→ Problem description: Show all lines of the listing that hold the word "Every".

→ Records:

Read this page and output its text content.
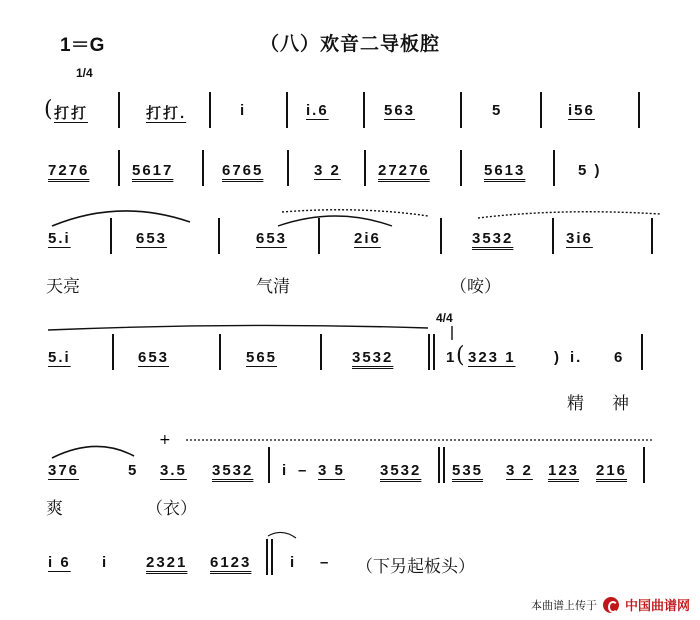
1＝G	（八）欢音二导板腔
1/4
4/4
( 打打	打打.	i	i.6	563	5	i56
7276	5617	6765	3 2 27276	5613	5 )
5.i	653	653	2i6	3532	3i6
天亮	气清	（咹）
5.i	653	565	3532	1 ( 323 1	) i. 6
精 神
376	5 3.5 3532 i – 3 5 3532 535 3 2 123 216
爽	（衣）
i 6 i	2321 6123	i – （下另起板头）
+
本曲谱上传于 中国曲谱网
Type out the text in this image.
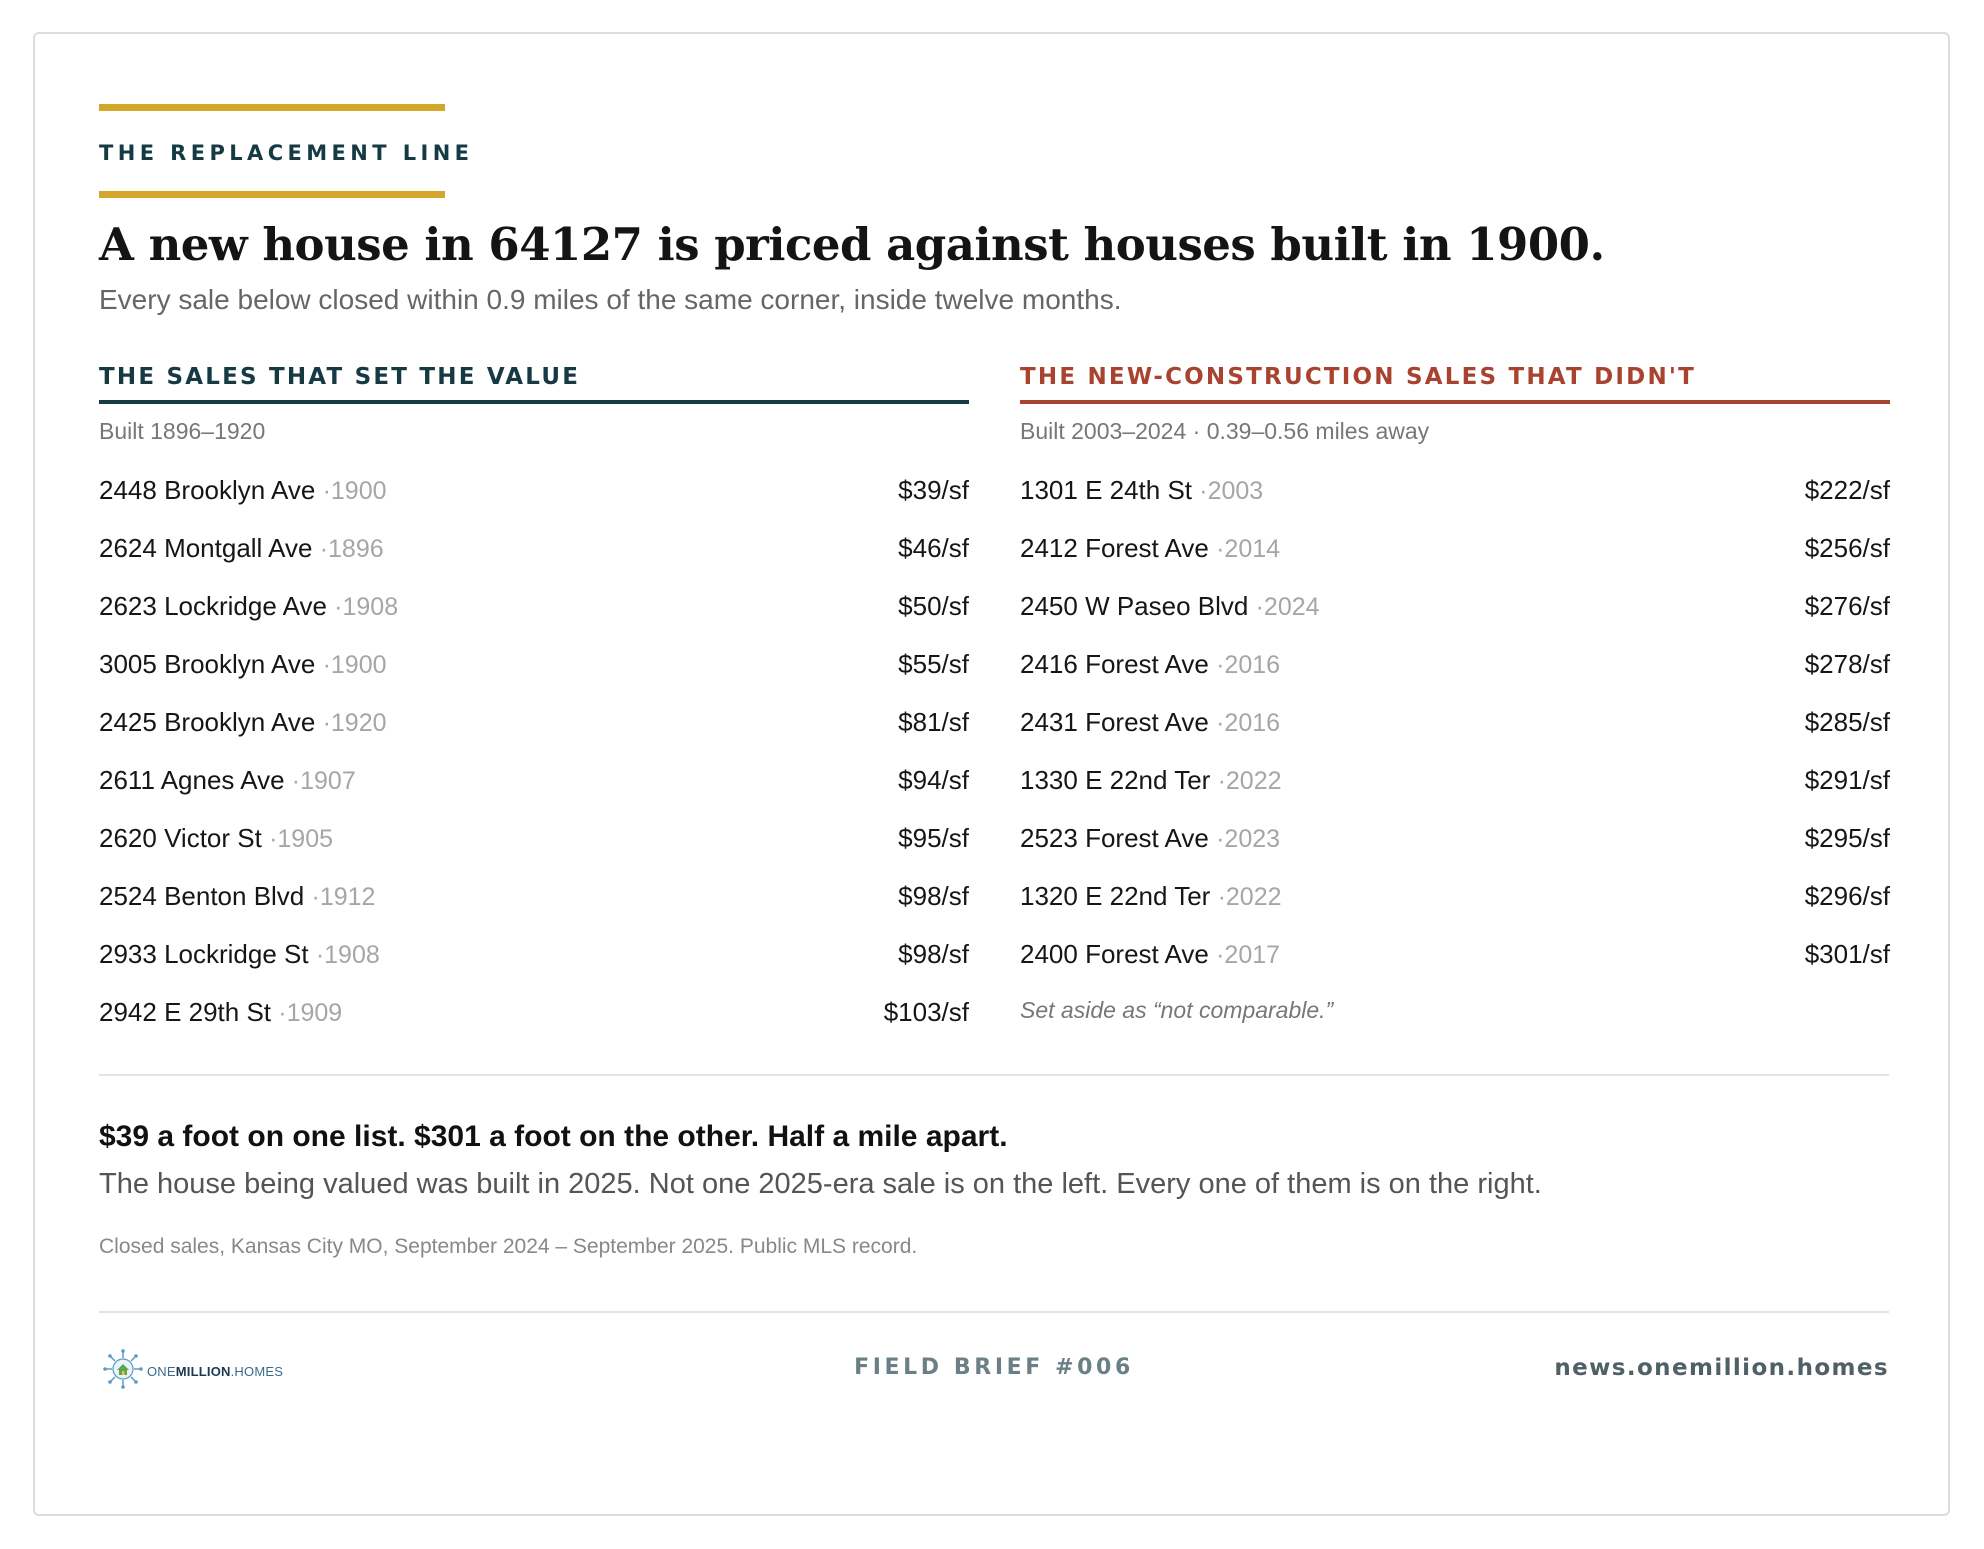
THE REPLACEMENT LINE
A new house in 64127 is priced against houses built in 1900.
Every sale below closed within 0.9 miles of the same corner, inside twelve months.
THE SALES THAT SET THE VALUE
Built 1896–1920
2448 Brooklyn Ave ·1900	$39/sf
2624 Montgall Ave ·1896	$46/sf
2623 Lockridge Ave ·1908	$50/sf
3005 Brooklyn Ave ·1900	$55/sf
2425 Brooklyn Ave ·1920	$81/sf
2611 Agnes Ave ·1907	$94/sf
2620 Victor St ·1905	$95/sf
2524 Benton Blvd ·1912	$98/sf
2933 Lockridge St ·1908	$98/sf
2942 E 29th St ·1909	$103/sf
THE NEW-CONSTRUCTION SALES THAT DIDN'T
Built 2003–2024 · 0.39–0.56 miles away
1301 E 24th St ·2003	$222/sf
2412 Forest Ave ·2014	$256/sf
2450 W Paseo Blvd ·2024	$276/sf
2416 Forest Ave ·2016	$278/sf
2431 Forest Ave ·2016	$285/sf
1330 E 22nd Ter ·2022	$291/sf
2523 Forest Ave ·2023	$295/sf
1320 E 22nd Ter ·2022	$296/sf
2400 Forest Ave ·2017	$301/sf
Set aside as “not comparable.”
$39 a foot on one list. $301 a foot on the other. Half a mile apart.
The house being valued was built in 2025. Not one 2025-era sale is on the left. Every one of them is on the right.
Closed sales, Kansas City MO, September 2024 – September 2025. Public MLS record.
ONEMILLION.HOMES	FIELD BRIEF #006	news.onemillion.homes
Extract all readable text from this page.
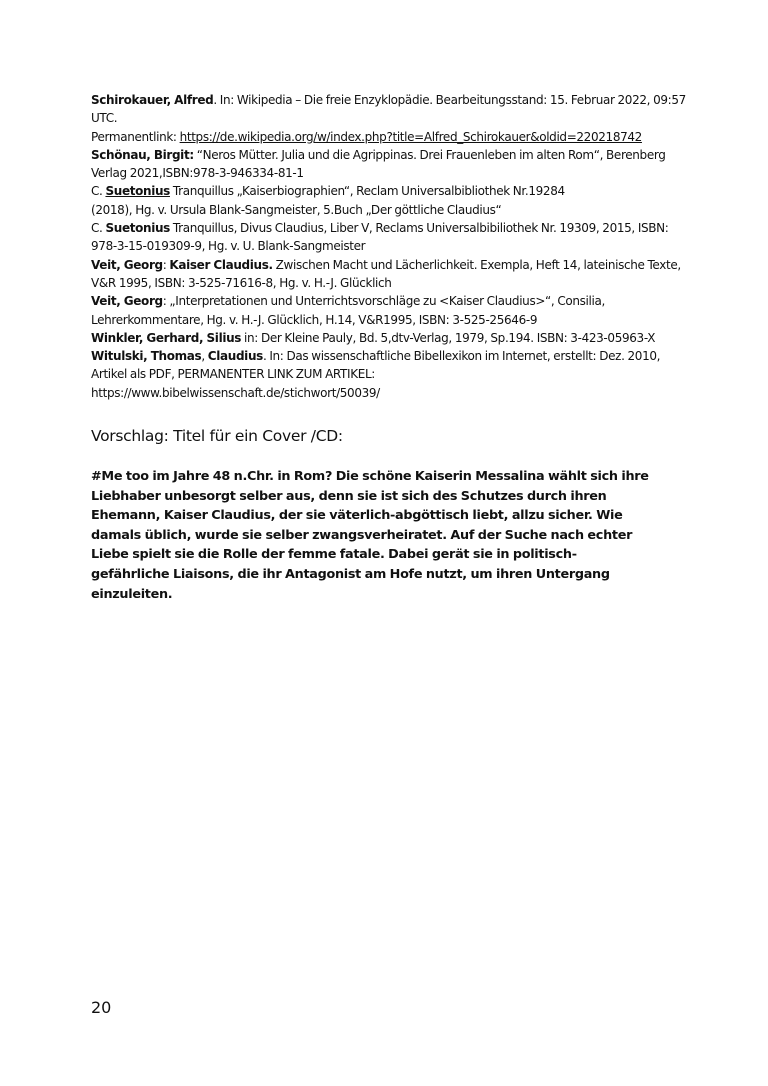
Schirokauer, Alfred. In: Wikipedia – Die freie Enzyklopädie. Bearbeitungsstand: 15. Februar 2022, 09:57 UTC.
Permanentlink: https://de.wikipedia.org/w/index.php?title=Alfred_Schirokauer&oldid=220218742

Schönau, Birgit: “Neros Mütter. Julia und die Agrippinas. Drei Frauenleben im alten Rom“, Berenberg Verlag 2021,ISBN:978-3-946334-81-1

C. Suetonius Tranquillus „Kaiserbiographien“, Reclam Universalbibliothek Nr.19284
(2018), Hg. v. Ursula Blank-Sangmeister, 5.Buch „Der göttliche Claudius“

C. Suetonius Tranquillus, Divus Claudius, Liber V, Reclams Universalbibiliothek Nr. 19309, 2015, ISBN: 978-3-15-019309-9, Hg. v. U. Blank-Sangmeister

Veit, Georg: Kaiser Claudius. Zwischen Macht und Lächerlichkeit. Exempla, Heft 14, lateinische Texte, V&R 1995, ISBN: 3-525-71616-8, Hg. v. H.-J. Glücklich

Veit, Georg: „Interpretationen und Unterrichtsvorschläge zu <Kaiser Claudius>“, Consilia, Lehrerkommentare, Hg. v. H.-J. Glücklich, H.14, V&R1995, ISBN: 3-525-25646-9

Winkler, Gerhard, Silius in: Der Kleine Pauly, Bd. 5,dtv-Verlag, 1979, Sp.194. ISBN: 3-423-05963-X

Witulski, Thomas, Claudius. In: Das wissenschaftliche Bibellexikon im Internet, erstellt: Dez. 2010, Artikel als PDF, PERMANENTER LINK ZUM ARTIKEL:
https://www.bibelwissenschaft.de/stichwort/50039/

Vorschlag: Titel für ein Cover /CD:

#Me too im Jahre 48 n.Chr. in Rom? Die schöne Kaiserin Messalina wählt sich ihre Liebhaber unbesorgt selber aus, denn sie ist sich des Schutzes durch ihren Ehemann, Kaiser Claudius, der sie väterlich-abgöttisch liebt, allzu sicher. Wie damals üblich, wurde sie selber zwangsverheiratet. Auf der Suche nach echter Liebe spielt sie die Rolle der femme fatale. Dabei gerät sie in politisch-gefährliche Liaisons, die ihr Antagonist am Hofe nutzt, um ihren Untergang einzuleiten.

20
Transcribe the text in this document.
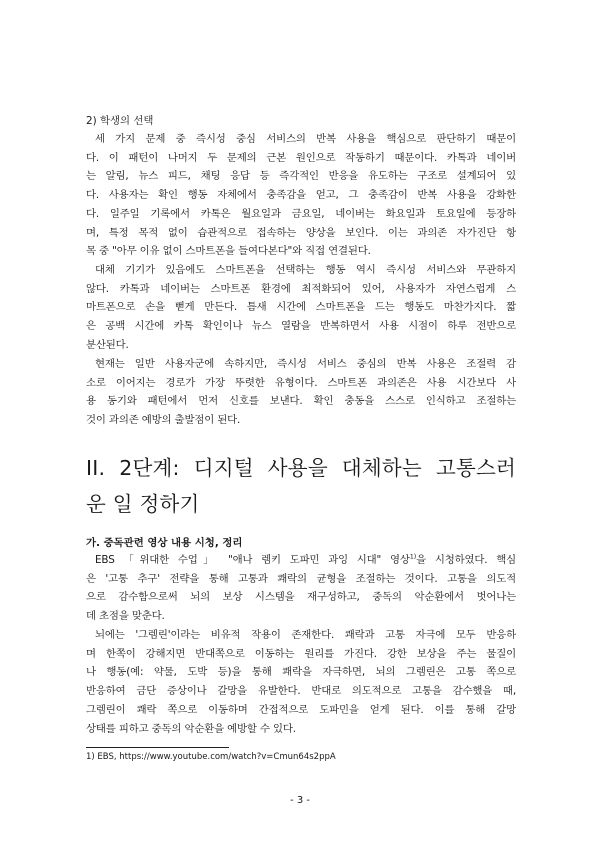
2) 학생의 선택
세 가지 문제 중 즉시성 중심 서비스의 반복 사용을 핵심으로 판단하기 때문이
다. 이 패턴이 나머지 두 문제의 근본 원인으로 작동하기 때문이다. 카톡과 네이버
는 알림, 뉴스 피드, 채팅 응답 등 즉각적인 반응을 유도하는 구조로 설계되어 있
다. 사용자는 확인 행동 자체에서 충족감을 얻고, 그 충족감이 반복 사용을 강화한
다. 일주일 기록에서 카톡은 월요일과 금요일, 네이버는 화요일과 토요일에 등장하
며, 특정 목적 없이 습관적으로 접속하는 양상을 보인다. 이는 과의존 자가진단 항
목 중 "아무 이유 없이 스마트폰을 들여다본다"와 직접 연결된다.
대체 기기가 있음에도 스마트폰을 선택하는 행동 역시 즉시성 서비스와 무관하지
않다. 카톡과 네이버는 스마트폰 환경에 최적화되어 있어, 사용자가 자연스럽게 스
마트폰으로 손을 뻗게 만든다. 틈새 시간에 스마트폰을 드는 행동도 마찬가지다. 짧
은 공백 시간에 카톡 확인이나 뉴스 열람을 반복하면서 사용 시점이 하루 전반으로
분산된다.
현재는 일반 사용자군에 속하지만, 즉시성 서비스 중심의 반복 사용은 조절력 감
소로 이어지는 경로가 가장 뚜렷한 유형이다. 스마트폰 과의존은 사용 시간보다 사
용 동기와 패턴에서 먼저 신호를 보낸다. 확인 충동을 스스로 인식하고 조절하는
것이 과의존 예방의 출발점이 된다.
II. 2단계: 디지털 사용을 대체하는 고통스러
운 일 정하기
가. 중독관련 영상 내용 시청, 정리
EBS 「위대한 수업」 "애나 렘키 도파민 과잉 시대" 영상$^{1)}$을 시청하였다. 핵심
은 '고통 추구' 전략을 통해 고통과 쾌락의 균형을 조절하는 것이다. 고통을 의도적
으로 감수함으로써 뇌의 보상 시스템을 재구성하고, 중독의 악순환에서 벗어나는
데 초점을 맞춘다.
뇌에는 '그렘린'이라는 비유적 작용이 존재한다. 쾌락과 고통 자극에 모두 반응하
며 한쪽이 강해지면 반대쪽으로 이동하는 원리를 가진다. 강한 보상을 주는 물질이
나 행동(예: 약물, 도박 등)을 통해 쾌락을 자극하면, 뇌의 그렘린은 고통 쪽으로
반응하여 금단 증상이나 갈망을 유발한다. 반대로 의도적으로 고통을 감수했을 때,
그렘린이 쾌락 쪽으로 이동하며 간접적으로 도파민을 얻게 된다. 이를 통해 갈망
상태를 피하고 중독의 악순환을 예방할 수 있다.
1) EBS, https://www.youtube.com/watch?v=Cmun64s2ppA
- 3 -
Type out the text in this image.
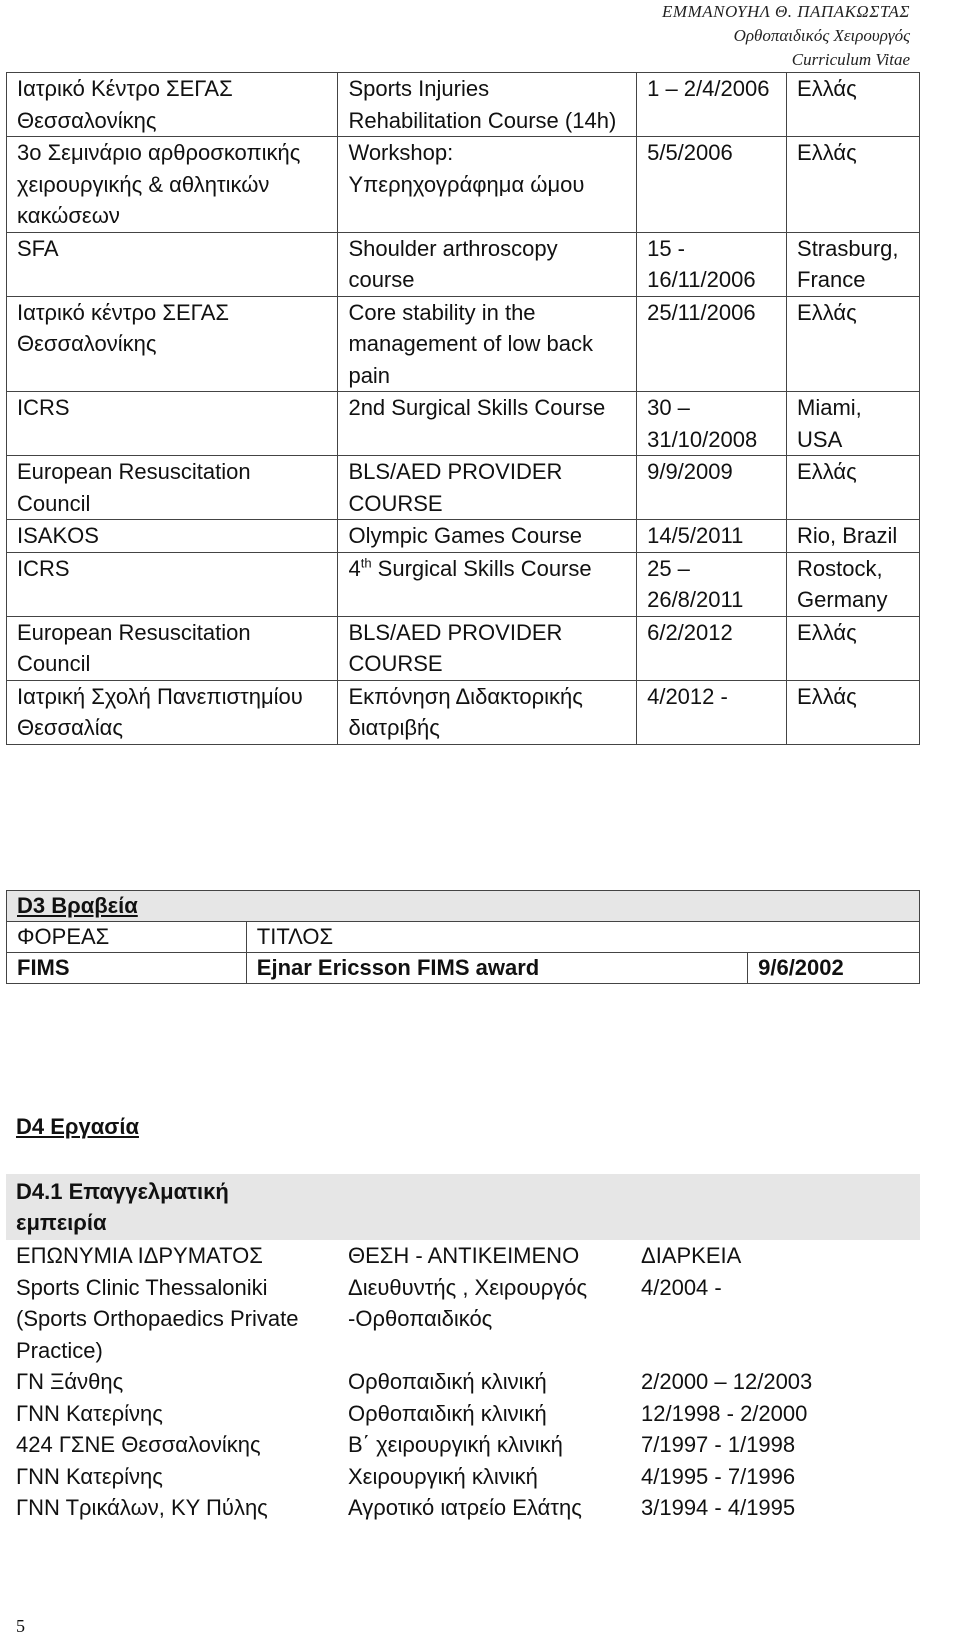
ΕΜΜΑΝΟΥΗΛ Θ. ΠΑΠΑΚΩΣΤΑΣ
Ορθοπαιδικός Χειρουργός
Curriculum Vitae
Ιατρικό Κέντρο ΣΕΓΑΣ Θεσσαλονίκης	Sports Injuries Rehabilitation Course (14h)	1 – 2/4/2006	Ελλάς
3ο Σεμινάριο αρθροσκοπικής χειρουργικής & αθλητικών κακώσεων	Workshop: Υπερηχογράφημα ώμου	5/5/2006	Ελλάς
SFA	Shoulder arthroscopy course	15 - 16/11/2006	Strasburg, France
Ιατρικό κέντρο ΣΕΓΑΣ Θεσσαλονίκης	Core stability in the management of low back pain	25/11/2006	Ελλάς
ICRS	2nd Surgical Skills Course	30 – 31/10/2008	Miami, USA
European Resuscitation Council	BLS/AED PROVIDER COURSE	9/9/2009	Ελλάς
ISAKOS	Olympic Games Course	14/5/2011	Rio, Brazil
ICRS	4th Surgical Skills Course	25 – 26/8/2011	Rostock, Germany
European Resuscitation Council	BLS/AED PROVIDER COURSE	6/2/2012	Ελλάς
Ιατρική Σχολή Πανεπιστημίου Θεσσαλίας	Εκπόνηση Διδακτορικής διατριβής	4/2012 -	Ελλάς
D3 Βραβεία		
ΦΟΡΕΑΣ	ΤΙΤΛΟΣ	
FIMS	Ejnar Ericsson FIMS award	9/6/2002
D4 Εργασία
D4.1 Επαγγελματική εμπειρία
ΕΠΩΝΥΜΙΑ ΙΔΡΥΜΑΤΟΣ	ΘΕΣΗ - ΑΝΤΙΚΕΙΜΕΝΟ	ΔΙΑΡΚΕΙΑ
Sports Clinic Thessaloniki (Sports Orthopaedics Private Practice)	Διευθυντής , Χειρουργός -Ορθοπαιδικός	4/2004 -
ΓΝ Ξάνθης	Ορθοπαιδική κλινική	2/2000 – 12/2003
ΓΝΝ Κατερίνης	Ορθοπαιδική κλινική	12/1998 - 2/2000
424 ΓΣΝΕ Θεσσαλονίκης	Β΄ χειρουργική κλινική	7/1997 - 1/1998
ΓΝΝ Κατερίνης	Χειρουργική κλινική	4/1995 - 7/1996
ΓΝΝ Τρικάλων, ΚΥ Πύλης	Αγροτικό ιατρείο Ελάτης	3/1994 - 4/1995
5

→ Expected answer:
Every sale below closed within 0.9 miles of the same corner, inside twelve months.
The house being valued was built in 2025. Not one 2025-era sale is on the left. Every one of them is on the right.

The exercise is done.